◆ **Required task**: Will you write out all the entries below exactly?

+++ Input for this task

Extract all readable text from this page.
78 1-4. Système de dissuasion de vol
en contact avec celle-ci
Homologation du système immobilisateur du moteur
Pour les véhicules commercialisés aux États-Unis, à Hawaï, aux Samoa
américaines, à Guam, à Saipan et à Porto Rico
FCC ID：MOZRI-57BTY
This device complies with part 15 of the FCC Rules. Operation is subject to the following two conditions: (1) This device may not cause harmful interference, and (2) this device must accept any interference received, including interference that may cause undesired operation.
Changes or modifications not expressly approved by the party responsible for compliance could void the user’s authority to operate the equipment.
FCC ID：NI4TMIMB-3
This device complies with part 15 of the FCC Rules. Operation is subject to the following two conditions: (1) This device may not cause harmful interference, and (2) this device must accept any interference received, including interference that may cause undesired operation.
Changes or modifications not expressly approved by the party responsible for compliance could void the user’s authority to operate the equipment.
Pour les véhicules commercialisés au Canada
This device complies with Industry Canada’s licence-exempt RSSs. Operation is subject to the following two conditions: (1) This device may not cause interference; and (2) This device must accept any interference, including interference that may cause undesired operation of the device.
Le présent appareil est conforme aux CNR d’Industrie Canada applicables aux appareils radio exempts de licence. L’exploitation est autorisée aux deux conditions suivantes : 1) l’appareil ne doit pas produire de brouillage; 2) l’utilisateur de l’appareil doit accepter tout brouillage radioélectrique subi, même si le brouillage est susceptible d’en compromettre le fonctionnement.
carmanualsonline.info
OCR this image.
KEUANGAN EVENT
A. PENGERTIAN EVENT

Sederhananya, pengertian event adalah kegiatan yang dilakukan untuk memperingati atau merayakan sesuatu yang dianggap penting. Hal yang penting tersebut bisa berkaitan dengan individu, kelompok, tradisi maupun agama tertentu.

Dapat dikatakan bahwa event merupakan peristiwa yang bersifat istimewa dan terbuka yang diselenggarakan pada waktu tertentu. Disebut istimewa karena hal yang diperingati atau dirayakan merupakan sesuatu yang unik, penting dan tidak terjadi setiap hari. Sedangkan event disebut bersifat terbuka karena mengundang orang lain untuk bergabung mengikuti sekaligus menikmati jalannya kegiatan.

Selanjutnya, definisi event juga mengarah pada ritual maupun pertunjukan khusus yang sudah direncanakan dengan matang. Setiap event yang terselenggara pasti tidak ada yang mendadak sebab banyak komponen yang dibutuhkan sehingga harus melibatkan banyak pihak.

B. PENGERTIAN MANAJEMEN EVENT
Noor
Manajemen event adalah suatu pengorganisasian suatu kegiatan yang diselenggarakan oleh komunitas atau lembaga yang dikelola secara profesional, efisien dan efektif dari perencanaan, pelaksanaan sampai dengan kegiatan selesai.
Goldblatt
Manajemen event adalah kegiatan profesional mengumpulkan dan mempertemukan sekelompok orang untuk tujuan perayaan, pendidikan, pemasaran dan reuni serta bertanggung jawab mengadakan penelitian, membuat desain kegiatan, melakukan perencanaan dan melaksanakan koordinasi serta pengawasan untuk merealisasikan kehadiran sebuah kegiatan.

++++++

◆ **Answer below**:
Extract all readable text from this page.
78 1-4. Système de dissuasion de vol
en contact avec celle-ci
Homologation du système immobilisateur du moteur
Pour les véhicules commercialisés aux États-Unis, à Hawaï, aux Samoa
américaines, à Guam, à Saipan et à Porto Rico
FCC ID：MOZRI-57BTY
This device complies with part 15 of the FCC Rules. Operation is subject to the following two conditions: (1) This device may not cause harmful interference, and (2) this device must accept any interference received, including interference that may cause undesired operation.
Changes or modifications not expressly approved by the party responsible for compliance could void the user’s authority to operate the equipment.
FCC ID：NI4TMIMB-3
This device complies with part 15 of the FCC Rules. Operation is subject to the following two conditions: (1) This device may not cause harmful interference, and (2) this device must accept any interference received, including interference that may cause undesired operation.
Changes or modifications not expressly approved by the party responsible for compliance could void the user’s authority to operate the equipment.
Pour les véhicules commercialisés au Canada
This device complies with Industry Canada’s licence-exempt RSSs. Operation is subject to the following two conditions: (1) This device may not cause interference; and (2) This device must accept any interference, including interference that may cause undesired operation of the device.
Le présent appareil est conforme aux CNR d’Industrie Canada applicables aux appareils radio exempts de licence. L’exploitation est autorisée aux deux conditions suivantes : 1) l’appareil ne doit pas produire de brouillage; 2) l’utilisateur de l’appareil doit accepter tout brouillage radioélectrique subi, même si le brouillage est susceptible d’en compromettre le fonctionnement.
carmanualsonline.info
OCR this image.
KEUANGAN EVENT
A. PENGERTIAN EVENT

Sederhananya, pengertian event adalah kegiatan yang dilakukan untuk memperingati atau merayakan sesuatu yang dianggap penting. Hal yang penting tersebut bisa berkaitan dengan individu, kelompok, tradisi maupun agama tertentu.

Dapat dikatakan bahwa event merupakan peristiwa yang bersifat istimewa dan terbuka yang diselenggarakan pada waktu tertentu. Disebut istimewa karena hal yang diperingati atau dirayakan merupakan sesuatu yang unik, penting dan tidak terjadi setiap hari. Sedangkan event disebut bersifat terbuka karena mengundang orang lain untuk bergabung mengikuti sekaligus menikmati jalannya kegiatan.

Selanjutnya, definisi event juga mengarah pada ritual maupun pertunjukan khusus yang sudah direncanakan dengan matang. Setiap event yang terselenggara pasti tidak ada yang mendadak sebab banyak komponen yang dibutuhkan sehingga harus melibatkan banyak pihak.

B. PENGERTIAN MANAJEMEN EVENT
Noor
Manajemen event adalah suatu pengorganisasian suatu kegiatan yang diselenggarakan oleh komunitas atau lembaga yang dikelola secara profesional, efisien dan efektif dari perencanaan, pelaksanaan sampai dengan kegiatan selesai.
Goldblatt
Manajemen event adalah kegiatan profesional mengumpulkan dan mempertemukan sekelompok orang untuk tujuan perayaan, pendidikan, pemasaran dan reuni serta bertanggung jawab mengadakan penelitian, membuat desain kegiatan, melakukan perencanaan dan melaksanakan koordinasi serta pengawasan untuk merealisasikan kehadiran sebuah kegiatan.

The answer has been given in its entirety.